EXCERPTED RECORDS
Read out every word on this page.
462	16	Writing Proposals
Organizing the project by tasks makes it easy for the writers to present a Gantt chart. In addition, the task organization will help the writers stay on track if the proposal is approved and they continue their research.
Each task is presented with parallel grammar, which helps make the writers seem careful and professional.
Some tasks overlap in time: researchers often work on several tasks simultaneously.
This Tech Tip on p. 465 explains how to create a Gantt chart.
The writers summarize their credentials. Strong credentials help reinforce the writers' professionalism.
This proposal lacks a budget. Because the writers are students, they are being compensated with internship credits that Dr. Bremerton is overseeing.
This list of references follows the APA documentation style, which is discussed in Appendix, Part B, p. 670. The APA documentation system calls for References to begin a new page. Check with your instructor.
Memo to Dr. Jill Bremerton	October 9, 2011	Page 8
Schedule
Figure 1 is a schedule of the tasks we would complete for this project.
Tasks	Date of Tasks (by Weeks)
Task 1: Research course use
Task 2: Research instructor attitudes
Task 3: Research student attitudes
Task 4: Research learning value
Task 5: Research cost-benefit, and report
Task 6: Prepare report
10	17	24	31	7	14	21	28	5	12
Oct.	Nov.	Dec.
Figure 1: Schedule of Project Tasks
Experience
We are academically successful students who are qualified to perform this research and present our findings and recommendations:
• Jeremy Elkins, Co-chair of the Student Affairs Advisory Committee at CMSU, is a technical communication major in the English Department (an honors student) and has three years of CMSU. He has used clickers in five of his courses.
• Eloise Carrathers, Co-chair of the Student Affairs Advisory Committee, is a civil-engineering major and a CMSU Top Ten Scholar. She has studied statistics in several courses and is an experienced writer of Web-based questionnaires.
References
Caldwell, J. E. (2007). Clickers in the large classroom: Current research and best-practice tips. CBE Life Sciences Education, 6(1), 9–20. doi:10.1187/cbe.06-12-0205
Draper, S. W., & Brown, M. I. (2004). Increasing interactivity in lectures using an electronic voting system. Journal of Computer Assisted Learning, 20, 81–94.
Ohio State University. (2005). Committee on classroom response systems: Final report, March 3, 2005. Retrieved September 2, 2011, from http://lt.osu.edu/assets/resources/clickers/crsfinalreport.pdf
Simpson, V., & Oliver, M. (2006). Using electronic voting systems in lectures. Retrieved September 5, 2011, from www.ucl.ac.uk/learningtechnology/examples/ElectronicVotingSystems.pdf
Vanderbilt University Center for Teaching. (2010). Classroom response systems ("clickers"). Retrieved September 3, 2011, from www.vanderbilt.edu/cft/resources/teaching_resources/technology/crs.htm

INSTRUCTIONS FOR THE TASK
Count the lines of the listing above that include the word "Figure" and state the total with nothing else.

SOLVED PROBLEM
2